**What to do**
Search the material and gather each line with "value" in it.

○ ○ ○ ○ ○ ○ ○

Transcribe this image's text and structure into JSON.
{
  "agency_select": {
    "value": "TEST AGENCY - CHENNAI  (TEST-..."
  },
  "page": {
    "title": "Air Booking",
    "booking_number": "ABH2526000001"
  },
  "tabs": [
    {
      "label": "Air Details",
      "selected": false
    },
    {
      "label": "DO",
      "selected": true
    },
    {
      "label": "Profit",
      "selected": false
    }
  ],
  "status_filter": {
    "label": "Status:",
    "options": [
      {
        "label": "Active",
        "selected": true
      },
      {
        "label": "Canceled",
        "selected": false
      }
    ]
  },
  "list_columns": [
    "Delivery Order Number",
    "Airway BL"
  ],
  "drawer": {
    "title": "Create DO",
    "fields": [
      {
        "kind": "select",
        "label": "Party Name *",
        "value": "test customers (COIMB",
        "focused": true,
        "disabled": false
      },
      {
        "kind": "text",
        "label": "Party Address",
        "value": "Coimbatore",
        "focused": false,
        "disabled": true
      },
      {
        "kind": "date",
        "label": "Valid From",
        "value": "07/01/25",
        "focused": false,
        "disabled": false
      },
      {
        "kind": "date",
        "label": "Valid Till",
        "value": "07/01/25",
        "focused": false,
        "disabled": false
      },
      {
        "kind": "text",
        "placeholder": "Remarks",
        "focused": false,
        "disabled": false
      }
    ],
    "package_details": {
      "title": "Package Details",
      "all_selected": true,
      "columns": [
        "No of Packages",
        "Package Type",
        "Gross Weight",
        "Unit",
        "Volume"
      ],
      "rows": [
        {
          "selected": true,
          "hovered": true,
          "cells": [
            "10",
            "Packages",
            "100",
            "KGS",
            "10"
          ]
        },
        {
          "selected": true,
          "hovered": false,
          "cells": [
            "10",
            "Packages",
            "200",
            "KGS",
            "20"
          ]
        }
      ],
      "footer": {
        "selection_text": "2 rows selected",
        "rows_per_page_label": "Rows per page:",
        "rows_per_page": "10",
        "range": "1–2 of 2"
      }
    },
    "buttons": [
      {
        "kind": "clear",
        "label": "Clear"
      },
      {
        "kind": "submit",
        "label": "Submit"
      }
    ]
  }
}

○ ○ ○ ○ ○ ○ ○

**Response to the exercise**
    "value": "TEST AGENCY - CHENNAI  (TEST-..."
        "value": "test customers (COIMB",
        "value": "Coimbatore",
        "value": "07/01/25",
        "value": "07/01/25",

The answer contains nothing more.